-- start STORED DATA --

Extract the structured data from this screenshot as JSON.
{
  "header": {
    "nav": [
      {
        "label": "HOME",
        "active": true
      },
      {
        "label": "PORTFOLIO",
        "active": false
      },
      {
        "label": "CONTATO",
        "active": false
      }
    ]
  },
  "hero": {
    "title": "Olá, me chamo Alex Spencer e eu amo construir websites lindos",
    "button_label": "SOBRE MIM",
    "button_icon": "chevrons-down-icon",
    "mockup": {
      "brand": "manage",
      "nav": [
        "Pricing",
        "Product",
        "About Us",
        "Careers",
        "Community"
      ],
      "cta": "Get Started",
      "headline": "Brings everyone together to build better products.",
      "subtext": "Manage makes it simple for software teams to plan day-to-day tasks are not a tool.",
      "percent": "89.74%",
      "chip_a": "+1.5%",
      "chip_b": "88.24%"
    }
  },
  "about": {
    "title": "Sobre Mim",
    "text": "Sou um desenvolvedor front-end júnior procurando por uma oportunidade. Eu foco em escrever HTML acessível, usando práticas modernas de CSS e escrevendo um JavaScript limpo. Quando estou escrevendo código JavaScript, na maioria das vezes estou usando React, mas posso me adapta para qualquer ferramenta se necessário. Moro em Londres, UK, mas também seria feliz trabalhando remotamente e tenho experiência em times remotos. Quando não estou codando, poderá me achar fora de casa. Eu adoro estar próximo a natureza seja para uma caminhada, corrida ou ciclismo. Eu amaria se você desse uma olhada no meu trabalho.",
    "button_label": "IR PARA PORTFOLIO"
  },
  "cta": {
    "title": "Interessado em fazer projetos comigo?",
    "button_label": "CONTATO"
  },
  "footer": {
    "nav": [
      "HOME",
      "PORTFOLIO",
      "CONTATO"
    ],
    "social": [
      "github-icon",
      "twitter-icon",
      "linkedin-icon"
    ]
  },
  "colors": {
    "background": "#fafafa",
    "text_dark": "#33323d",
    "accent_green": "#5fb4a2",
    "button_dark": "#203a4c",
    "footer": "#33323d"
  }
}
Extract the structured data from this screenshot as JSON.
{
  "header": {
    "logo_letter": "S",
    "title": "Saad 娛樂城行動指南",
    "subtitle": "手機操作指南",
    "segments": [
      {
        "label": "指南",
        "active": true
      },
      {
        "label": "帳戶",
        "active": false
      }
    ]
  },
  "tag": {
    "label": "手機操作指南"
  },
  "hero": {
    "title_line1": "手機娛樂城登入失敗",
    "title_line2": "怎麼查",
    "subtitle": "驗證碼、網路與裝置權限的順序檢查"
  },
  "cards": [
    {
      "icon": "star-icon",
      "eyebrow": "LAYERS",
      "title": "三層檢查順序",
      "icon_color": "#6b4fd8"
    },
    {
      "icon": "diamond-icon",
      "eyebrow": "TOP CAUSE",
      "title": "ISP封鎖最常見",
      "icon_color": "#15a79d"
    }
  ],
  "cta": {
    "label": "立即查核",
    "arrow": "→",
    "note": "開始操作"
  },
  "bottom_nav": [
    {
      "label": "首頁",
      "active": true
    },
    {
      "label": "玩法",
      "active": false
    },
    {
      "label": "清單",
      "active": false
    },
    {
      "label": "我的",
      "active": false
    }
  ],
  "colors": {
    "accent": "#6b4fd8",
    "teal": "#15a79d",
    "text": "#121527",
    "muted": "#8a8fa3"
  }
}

-- end STORED DATA --

## GIVEN TASK:
Type out all of the material again, word for word.

## SOLUTION TO THE PROBLEM:
Extract the structured data from this screenshot as JSON.
{
  "header": {
    "nav": [
      {
        "label": "HOME",
        "active": true
      },
      {
        "label": "PORTFOLIO",
        "active": false
      },
      {
        "label": "CONTATO",
        "active": false
      }
    ]
  },
  "hero": {
    "title": "Olá, me chamo Alex Spencer e eu amo construir websites lindos",
    "button_label": "SOBRE MIM",
    "button_icon": "chevrons-down-icon",
    "mockup": {
      "brand": "manage",
      "nav": [
        "Pricing",
        "Product",
        "About Us",
        "Careers",
        "Community"
      ],
      "cta": "Get Started",
      "headline": "Brings everyone together to build better products.",
      "subtext": "Manage makes it simple for software teams to plan day-to-day tasks are not a tool.",
      "percent": "89.74%",
      "chip_a": "+1.5%",
      "chip_b": "88.24%"
    }
  },
  "about": {
    "title": "Sobre Mim",
    "text": "Sou um desenvolvedor front-end júnior procurando por uma oportunidade. Eu foco em escrever HTML acessível, usando práticas modernas de CSS e escrevendo um JavaScript limpo. Quando estou escrevendo código JavaScript, na maioria das vezes estou usando React, mas posso me adapta para qualquer ferramenta se necessário. Moro em Londres, UK, mas também seria feliz trabalhando remotamente e tenho experiência em times remotos. Quando não estou codando, poderá me achar fora de casa. Eu adoro estar próximo a natureza seja para uma caminhada, corrida ou ciclismo. Eu amaria se você desse uma olhada no meu trabalho.",
    "button_label": "IR PARA PORTFOLIO"
  },
  "cta": {
    "title": "Interessado em fazer projetos comigo?",
    "button_label": "CONTATO"
  },
  "footer": {
    "nav": [
      "HOME",
      "PORTFOLIO",
      "CONTATO"
    ],
    "social": [
      "github-icon",
      "twitter-icon",
      "linkedin-icon"
    ]
  },
  "colors": {
    "background": "#fafafa",
    "text_dark": "#33323d",
    "accent_green": "#5fb4a2",
    "button_dark": "#203a4c",
    "footer": "#33323d"
  }
}
Extract the structured data from this screenshot as JSON.
{
  "header": {
    "logo_letter": "S",
    "title": "Saad 娛樂城行動指南",
    "subtitle": "手機操作指南",
    "segments": [
      {
        "label": "指南",
        "active": true
      },
      {
        "label": "帳戶",
        "active": false
      }
    ]
  },
  "tag": {
    "label": "手機操作指南"
  },
  "hero": {
    "title_line1": "手機娛樂城登入失敗",
    "title_line2": "怎麼查",
    "subtitle": "驗證碼、網路與裝置權限的順序檢查"
  },
  "cards": [
    {
      "icon": "star-icon",
      "eyebrow": "LAYERS",
      "title": "三層檢查順序",
      "icon_color": "#6b4fd8"
    },
    {
      "icon": "diamond-icon",
      "eyebrow": "TOP CAUSE",
      "title": "ISP封鎖最常見",
      "icon_color": "#15a79d"
    }
  ],
  "cta": {
    "label": "立即查核",
    "arrow": "→",
    "note": "開始操作"
  },
  "bottom_nav": [
    {
      "label": "首頁",
      "active": true
    },
    {
      "label": "玩法",
      "active": false
    },
    {
      "label": "清單",
      "active": false
    },
    {
      "label": "我的",
      "active": false
    }
  ],
  "colors": {
    "accent": "#6b4fd8",
    "teal": "#15a79d",
    "text": "#121527",
    "muted": "#8a8fa3"
  }
}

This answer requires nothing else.